↓

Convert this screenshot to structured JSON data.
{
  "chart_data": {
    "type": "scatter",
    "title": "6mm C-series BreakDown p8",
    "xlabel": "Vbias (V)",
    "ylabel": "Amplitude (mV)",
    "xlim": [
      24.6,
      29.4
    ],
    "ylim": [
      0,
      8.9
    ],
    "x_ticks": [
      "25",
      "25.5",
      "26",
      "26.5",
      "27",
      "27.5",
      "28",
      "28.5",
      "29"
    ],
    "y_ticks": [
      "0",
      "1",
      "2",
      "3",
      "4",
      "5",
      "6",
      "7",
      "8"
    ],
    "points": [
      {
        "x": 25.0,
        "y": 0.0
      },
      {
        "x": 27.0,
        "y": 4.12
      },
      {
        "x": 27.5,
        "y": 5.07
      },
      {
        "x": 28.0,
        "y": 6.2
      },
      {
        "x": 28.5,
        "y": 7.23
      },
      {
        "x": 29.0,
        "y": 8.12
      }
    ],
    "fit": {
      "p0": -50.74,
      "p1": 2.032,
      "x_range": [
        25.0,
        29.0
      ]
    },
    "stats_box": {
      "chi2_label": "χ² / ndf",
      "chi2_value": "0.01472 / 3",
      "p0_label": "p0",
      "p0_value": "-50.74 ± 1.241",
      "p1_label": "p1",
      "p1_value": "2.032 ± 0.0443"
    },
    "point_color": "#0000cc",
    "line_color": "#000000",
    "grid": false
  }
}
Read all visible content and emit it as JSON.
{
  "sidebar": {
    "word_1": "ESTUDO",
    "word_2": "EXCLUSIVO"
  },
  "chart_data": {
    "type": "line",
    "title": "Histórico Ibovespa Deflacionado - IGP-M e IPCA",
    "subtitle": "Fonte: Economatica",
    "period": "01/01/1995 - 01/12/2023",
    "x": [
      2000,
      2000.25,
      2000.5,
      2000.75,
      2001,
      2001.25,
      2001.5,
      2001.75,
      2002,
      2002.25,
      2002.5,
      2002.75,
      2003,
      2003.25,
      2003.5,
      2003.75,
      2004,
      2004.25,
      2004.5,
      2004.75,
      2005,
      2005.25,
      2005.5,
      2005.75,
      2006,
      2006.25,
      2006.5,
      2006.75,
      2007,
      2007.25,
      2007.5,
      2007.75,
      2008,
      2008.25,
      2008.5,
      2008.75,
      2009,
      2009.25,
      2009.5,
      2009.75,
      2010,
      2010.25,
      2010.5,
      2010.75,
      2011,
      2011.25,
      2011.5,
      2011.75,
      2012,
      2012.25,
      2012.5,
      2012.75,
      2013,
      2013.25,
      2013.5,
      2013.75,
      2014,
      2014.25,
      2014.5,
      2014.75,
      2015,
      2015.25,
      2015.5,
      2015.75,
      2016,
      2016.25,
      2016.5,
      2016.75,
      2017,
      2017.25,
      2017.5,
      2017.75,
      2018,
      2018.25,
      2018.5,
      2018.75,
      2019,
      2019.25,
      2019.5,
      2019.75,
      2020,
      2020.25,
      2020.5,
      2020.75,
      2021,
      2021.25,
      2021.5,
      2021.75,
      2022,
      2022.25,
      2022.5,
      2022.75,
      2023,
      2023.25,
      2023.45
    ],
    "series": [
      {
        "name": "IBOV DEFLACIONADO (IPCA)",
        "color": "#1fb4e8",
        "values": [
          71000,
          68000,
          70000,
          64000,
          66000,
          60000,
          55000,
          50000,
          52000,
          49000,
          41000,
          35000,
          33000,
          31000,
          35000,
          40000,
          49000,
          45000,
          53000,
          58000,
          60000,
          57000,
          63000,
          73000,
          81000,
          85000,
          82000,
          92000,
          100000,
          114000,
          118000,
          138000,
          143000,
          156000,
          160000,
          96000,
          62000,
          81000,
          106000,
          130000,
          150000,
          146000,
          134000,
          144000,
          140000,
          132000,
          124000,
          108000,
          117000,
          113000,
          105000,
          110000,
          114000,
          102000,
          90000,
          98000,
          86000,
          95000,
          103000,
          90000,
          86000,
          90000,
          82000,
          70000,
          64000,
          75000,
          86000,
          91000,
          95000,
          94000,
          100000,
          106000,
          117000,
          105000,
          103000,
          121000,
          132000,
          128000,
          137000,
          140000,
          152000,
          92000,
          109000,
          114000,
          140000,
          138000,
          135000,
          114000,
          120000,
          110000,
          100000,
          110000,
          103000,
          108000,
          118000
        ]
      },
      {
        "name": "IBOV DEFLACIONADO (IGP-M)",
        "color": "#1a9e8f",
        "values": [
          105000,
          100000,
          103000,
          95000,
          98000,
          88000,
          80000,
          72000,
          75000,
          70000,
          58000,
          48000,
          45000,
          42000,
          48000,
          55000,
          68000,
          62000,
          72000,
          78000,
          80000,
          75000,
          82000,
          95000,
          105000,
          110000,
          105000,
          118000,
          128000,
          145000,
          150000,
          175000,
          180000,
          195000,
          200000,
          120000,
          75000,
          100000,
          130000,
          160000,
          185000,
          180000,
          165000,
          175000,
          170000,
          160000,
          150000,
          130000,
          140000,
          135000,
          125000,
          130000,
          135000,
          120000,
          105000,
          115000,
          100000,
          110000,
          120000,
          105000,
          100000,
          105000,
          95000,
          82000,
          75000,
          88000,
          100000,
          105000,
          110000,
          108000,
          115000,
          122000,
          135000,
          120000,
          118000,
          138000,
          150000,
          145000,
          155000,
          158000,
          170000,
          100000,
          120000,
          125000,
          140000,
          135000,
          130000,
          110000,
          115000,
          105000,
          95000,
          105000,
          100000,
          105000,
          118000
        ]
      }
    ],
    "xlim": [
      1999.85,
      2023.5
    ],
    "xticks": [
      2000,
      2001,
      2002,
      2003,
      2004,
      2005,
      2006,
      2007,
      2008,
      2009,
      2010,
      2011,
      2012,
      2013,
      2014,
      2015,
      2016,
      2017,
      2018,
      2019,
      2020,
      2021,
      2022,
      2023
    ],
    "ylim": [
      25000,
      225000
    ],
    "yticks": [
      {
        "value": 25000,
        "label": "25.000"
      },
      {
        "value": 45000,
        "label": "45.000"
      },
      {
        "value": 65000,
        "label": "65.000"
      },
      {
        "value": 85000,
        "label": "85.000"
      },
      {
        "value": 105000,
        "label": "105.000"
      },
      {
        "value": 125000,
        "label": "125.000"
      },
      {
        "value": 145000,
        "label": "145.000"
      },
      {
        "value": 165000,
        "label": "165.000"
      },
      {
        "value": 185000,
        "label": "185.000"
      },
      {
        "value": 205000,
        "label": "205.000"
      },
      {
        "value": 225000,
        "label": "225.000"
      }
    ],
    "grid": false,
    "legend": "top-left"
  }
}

↑

**What to work on**. Return all of the data exactly as it reads.

**Solution**.
Convert this screenshot to structured JSON data.
{
  "chart_data": {
    "type": "scatter",
    "title": "6mm C-series BreakDown p8",
    "xlabel": "Vbias (V)",
    "ylabel": "Amplitude (mV)",
    "xlim": [
      24.6,
      29.4
    ],
    "ylim": [
      0,
      8.9
    ],
    "x_ticks": [
      "25",
      "25.5",
      "26",
      "26.5",
      "27",
      "27.5",
      "28",
      "28.5",
      "29"
    ],
    "y_ticks": [
      "0",
      "1",
      "2",
      "3",
      "4",
      "5",
      "6",
      "7",
      "8"
    ],
    "points": [
      {
        "x": 25.0,
        "y": 0.0
      },
      {
        "x": 27.0,
        "y": 4.12
      },
      {
        "x": 27.5,
        "y": 5.07
      },
      {
        "x": 28.0,
        "y": 6.2
      },
      {
        "x": 28.5,
        "y": 7.23
      },
      {
        "x": 29.0,
        "y": 8.12
      }
    ],
    "fit": {
      "p0": -50.74,
      "p1": 2.032,
      "x_range": [
        25.0,
        29.0
      ]
    },
    "stats_box": {
      "chi2_label": "χ² / ndf",
      "chi2_value": "0.01472 / 3",
      "p0_label": "p0",
      "p0_value": "-50.74 ± 1.241",
      "p1_label": "p1",
      "p1_value": "2.032 ± 0.0443"
    },
    "point_color": "#0000cc",
    "line_color": "#000000",
    "grid": false
  }
}
Read all visible content and emit it as JSON.
{
  "sidebar": {
    "word_1": "ESTUDO",
    "word_2": "EXCLUSIVO"
  },
  "chart_data": {
    "type": "line",
    "title": "Histórico Ibovespa Deflacionado - IGP-M e IPCA",
    "subtitle": "Fonte: Economatica",
    "period": "01/01/1995 - 01/12/2023",
    "x": [
      2000,
      2000.25,
      2000.5,
      2000.75,
      2001,
      2001.25,
      2001.5,
      2001.75,
      2002,
      2002.25,
      2002.5,
      2002.75,
      2003,
      2003.25,
      2003.5,
      2003.75,
      2004,
      2004.25,
      2004.5,
      2004.75,
      2005,
      2005.25,
      2005.5,
      2005.75,
      2006,
      2006.25,
      2006.5,
      2006.75,
      2007,
      2007.25,
      2007.5,
      2007.75,
      2008,
      2008.25,
      2008.5,
      2008.75,
      2009,
      2009.25,
      2009.5,
      2009.75,
      2010,
      2010.25,
      2010.5,
      2010.75,
      2011,
      2011.25,
      2011.5,
      2011.75,
      2012,
      2012.25,
      2012.5,
      2012.75,
      2013,
      2013.25,
      2013.5,
      2013.75,
      2014,
      2014.25,
      2014.5,
      2014.75,
      2015,
      2015.25,
      2015.5,
      2015.75,
      2016,
      2016.25,
      2016.5,
      2016.75,
      2017,
      2017.25,
      2017.5,
      2017.75,
      2018,
      2018.25,
      2018.5,
      2018.75,
      2019,
      2019.25,
      2019.5,
      2019.75,
      2020,
      2020.25,
      2020.5,
      2020.75,
      2021,
      2021.25,
      2021.5,
      2021.75,
      2022,
      2022.25,
      2022.5,
      2022.75,
      2023,
      2023.25,
      2023.45
    ],
    "series": [
      {
        "name": "IBOV DEFLACIONADO (IPCA)",
        "color": "#1fb4e8",
        "values": [
          71000,
          68000,
          70000,
          64000,
          66000,
          60000,
          55000,
          50000,
          52000,
          49000,
          41000,
          35000,
          33000,
          31000,
          35000,
          40000,
          49000,
          45000,
          53000,
          58000,
          60000,
          57000,
          63000,
          73000,
          81000,
          85000,
          82000,
          92000,
          100000,
          114000,
          118000,
          138000,
          143000,
          156000,
          160000,
          96000,
          62000,
          81000,
          106000,
          130000,
          150000,
          146000,
          134000,
          144000,
          140000,
          132000,
          124000,
          108000,
          117000,
          113000,
          105000,
          110000,
          114000,
          102000,
          90000,
          98000,
          86000,
          95000,
          103000,
          90000,
          86000,
          90000,
          82000,
          70000,
          64000,
          75000,
          86000,
          91000,
          95000,
          94000,
          100000,
          106000,
          117000,
          105000,
          103000,
          121000,
          132000,
          128000,
          137000,
          140000,
          152000,
          92000,
          109000,
          114000,
          140000,
          138000,
          135000,
          114000,
          120000,
          110000,
          100000,
          110000,
          103000,
          108000,
          118000
        ]
      },
      {
        "name": "IBOV DEFLACIONADO (IGP-M)",
        "color": "#1a9e8f",
        "values": [
          105000,
          100000,
          103000,
          95000,
          98000,
          88000,
          80000,
          72000,
          75000,
          70000,
          58000,
          48000,
          45000,
          42000,
          48000,
          55000,
          68000,
          62000,
          72000,
          78000,
          80000,
          75000,
          82000,
          95000,
          105000,
          110000,
          105000,
          118000,
          128000,
          145000,
          150000,
          175000,
          180000,
          195000,
          200000,
          120000,
          75000,
          100000,
          130000,
          160000,
          185000,
          180000,
          165000,
          175000,
          170000,
          160000,
          150000,
          130000,
          140000,
          135000,
          125000,
          130000,
          135000,
          120000,
          105000,
          115000,
          100000,
          110000,
          120000,
          105000,
          100000,
          105000,
          95000,
          82000,
          75000,
          88000,
          100000,
          105000,
          110000,
          108000,
          115000,
          122000,
          135000,
          120000,
          118000,
          138000,
          150000,
          145000,
          155000,
          158000,
          170000,
          100000,
          120000,
          125000,
          140000,
          135000,
          130000,
          110000,
          115000,
          105000,
          95000,
          105000,
          100000,
          105000,
          118000
        ]
      }
    ],
    "xlim": [
      1999.85,
      2023.5
    ],
    "xticks": [
      2000,
      2001,
      2002,
      2003,
      2004,
      2005,
      2006,
      2007,
      2008,
      2009,
      2010,
      2011,
      2012,
      2013,
      2014,
      2015,
      2016,
      2017,
      2018,
      2019,
      2020,
      2021,
      2022,
      2023
    ],
    "ylim": [
      25000,
      225000
    ],
    "yticks": [
      {
        "value": 25000,
        "label": "25.000"
      },
      {
        "value": 45000,
        "label": "45.000"
      },
      {
        "value": 65000,
        "label": "65.000"
      },
      {
        "value": 85000,
        "label": "85.000"
      },
      {
        "value": 105000,
        "label": "105.000"
      },
      {
        "value": 125000,
        "label": "125.000"
      },
      {
        "value": 145000,
        "label": "145.000"
      },
      {
        "value": 165000,
        "label": "165.000"
      },
      {
        "value": 185000,
        "label": "185.000"
      },
      {
        "value": 205000,
        "label": "205.000"
      },
      {
        "value": 225000,
        "label": "225.000"
      }
    ],
    "grid": false,
    "legend": "top-left"
  }
}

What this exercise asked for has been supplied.